-- start DATA FOR THIS EXERCISE --

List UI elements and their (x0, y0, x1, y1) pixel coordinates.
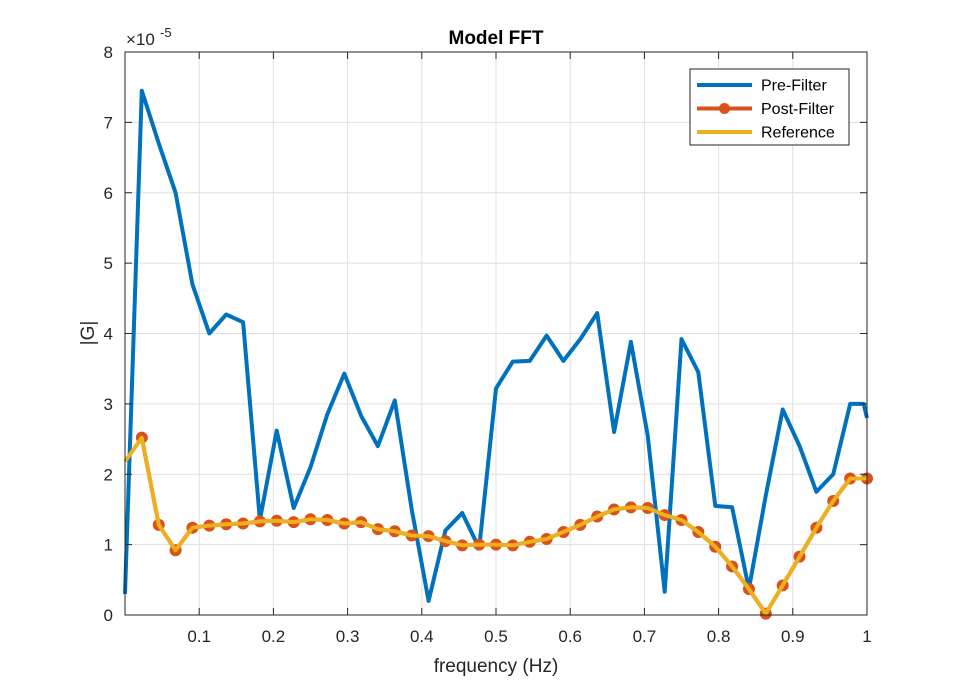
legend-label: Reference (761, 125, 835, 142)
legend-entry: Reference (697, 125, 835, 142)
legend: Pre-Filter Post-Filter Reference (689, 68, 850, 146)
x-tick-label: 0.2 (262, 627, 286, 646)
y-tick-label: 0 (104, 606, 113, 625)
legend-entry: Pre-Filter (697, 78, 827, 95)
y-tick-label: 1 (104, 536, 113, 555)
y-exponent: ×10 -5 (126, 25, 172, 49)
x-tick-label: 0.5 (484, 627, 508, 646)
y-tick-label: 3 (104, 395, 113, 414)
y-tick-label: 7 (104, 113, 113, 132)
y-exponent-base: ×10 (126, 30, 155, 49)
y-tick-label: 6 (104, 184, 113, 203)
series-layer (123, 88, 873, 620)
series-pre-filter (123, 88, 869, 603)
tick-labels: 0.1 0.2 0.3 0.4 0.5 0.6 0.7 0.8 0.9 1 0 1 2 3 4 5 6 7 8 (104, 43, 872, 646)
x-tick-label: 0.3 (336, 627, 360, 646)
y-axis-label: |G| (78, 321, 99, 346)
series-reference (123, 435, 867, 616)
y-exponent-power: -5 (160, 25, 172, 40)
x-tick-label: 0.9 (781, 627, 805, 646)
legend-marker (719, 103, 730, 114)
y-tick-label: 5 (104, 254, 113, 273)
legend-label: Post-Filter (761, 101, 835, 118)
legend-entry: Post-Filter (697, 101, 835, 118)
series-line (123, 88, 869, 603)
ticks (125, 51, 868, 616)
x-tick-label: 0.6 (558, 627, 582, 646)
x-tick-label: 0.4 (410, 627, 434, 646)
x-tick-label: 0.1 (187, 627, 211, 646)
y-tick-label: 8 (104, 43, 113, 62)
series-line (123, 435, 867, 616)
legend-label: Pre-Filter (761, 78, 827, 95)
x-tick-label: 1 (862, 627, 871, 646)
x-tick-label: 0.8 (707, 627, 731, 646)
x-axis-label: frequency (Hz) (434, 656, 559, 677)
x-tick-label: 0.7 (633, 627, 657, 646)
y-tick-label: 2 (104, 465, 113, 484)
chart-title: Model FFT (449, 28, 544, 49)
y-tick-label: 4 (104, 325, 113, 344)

-- end DATA FOR THIS EXERCISE --

● SET TASK
Update the records by replacing "Post-Filter" with "After Filter" everywhere it appears, and keep everything else the same. Leave the pictures out of your answer.

● WRITTEN RESPONSE
List UI elements and their (x0, y0, x1, y1) pixel coordinates.
legend-label: Reference (761, 125, 835, 142)
legend-entry: Reference (697, 125, 835, 142)
legend: Pre-Filter After Filter Reference (689, 68, 850, 146)
x-tick-label: 0.2 (262, 627, 286, 646)
y-tick-label: 0 (104, 606, 113, 625)
legend-entry: Pre-Filter (697, 78, 827, 95)
y-tick-label: 1 (104, 536, 113, 555)
y-exponent: ×10 -5 (126, 25, 172, 49)
x-tick-label: 0.5 (484, 627, 508, 646)
y-tick-label: 3 (104, 395, 113, 414)
y-tick-label: 7 (104, 113, 113, 132)
y-exponent-base: ×10 (126, 30, 155, 49)
y-tick-label: 6 (104, 184, 113, 203)
series-layer (123, 88, 873, 620)
series-pre-filter (123, 88, 869, 603)
tick-labels: 0.1 0.2 0.3 0.4 0.5 0.6 0.7 0.8 0.9 1 0 1 2 3 4 5 6 7 8 (104, 43, 872, 646)
x-tick-label: 0.3 (336, 627, 360, 646)
y-axis-label: |G| (78, 321, 99, 346)
series-reference (123, 435, 867, 616)
y-exponent-power: -5 (160, 25, 172, 40)
x-tick-label: 0.9 (781, 627, 805, 646)
legend-marker (719, 103, 730, 114)
y-tick-label: 5 (104, 254, 113, 273)
legend-label: After Filter (761, 101, 835, 118)
legend-entry: After Filter (697, 101, 835, 118)
series-line (123, 88, 869, 603)
ticks (125, 51, 868, 616)
x-tick-label: 0.6 (558, 627, 582, 646)
x-tick-label: 0.4 (410, 627, 434, 646)
x-tick-label: 0.1 (187, 627, 211, 646)
y-tick-label: 8 (104, 43, 113, 62)
series-line (123, 435, 867, 616)
legend-label: Pre-Filter (761, 78, 827, 95)
x-tick-label: 1 (862, 627, 871, 646)
x-tick-label: 0.8 (707, 627, 731, 646)
x-axis-label: frequency (Hz) (434, 656, 559, 677)
x-tick-label: 0.7 (633, 627, 657, 646)
y-tick-label: 2 (104, 465, 113, 484)
chart-title: Model FFT (449, 28, 544, 49)
y-tick-label: 4 (104, 325, 113, 344)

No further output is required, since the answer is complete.